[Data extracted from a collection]
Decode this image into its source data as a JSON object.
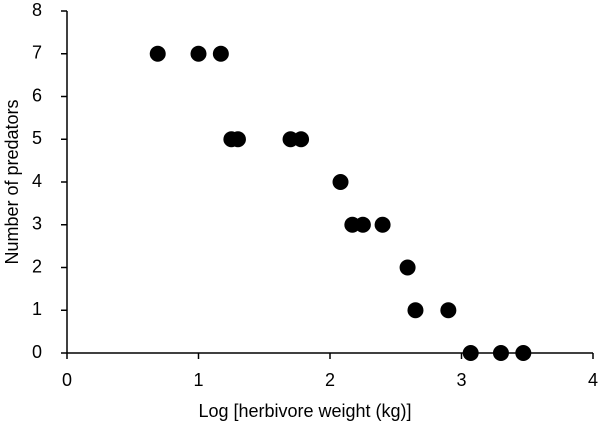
{
  "chart_data": {
    "type": "scatter",
    "x_label": "Log [herbivore weight (kg)]",
    "y_label": "Number of predators",
    "x": [
      0.69,
      1.0,
      1.17,
      1.25,
      1.3,
      1.7,
      1.78,
      2.08,
      2.17,
      2.25,
      2.4,
      2.59,
      2.65,
      2.9,
      3.07,
      3.3,
      3.47
    ],
    "values": [
      7,
      7,
      7,
      5,
      5,
      5,
      5,
      4,
      3,
      3,
      3,
      2,
      1,
      1,
      0,
      0,
      0
    ],
    "color": "#000000",
    "xlim": [
      0,
      4
    ],
    "xticks": [
      0,
      1,
      2,
      3,
      4
    ],
    "ylim": [
      0,
      8
    ],
    "yticks": [
      0,
      1,
      2,
      3,
      4,
      5,
      6,
      7,
      8
    ],
    "grid": false
  }
}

## PROBLEM REQUIREMENTS
All of the entries above should be duplicated exactly, except for the pictures.

## EXERCISE SOLUTION
Decode this image into its source data as a JSON object.
{
  "chart_data": {
    "type": "scatter",
    "x_label": "Log [herbivore weight (kg)]",
    "y_label": "Number of predators",
    "x": [
      0.69,
      1.0,
      1.17,
      1.25,
      1.3,
      1.7,
      1.78,
      2.08,
      2.17,
      2.25,
      2.4,
      2.59,
      2.65,
      2.9,
      3.07,
      3.3,
      3.47
    ],
    "values": [
      7,
      7,
      7,
      5,
      5,
      5,
      5,
      4,
      3,
      3,
      3,
      2,
      1,
      1,
      0,
      0,
      0
    ],
    "color": "#000000",
    "xlim": [
      0,
      4
    ],
    "xticks": [
      0,
      1,
      2,
      3,
      4
    ],
    "ylim": [
      0,
      8
    ],
    "yticks": [
      0,
      1,
      2,
      3,
      4,
      5,
      6,
      7,
      8
    ],
    "grid": false
  }
}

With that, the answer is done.